START DATA SUPPLIED

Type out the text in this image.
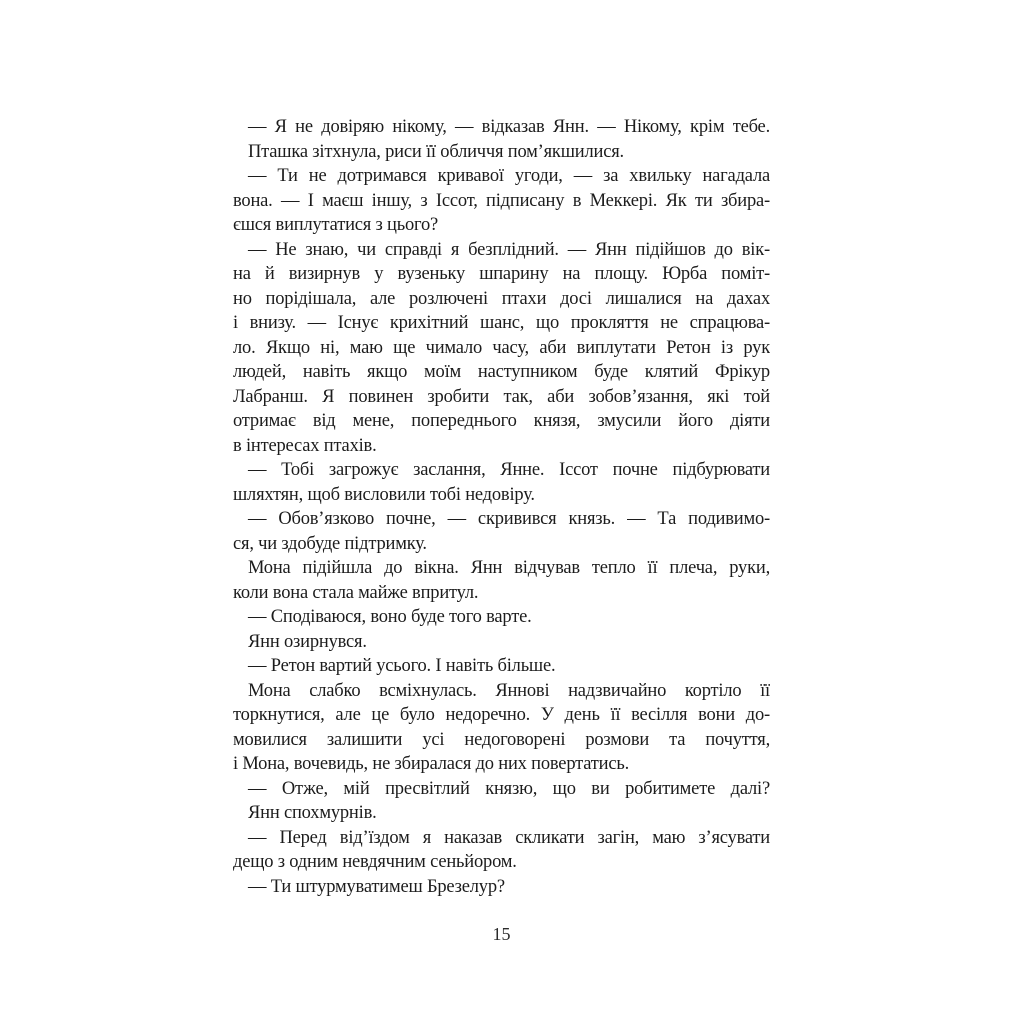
— Я не довіряю нікому, — відказав Янн. — Нікому, крім тебе.
Пташка зітхнула, риси її обличчя пом’якшилися.
— Ти не дотримався кривавої угоди, — за хвильку нагадала
вона. — І маєш іншу, з Іссот, підписану в Меккері. Як ти збира-
єшся виплутатися з цього?
— Не знаю, чи справді я безплідний. — Янн підійшов до вік-
на й визирнув у вузеньку шпарину на площу. Юрба поміт-
но порідішала, але розлючені птахи досі лишалися на дахах
і внизу. — Існує крихітний шанс, що прокляття не спрацюва-
ло. Якщо ні, маю ще чимало часу, аби виплутати Ретон із рук
людей, навіть якщо моїм наступником буде клятий Фрікур
Лабранш. Я повинен зробити так, аби зобов’язання, які той
отримає від мене, попереднього князя, змусили його діяти
в інтересах птахів.
— Тобі загрожує заслання, Янне. Іссот почне підбурювати
шляхтян, щоб висловили тобі недовіру.
— Обов’язково почне, — скривився князь. — Та подивимо-
ся, чи здобуде підтримку.
Мона підійшла до вікна. Янн відчував тепло її плеча, руки,
коли вона стала майже впритул.
— Сподіваюся, воно буде того варте.
Янн озирнувся.
— Ретон вартий усього. І навіть більше.
Мона слабко всміхнулась. Яннові надзвичайно кортіло її
торкнутися, але це було недоречно. У день її весілля вони до-
мовилися залишити усі недоговорені розмови та почуття,
і Мона, вочевидь, не збиралася до них повертатись.
— Отже, мій пресвітлий князю, що ви робитимете далі?
Янн спохмурнів.
— Перед від’їздом я наказав скликати загін, маю з’ясувати
дещо з одним невдячним сеньйором.
— Ти штурмуватимеш Брезелур?
15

END DATA SUPPLIED

State how many lines of the listing include the word "Іссот". Reply with the number alone.

ANSWER TO THIS EXERCISE – 2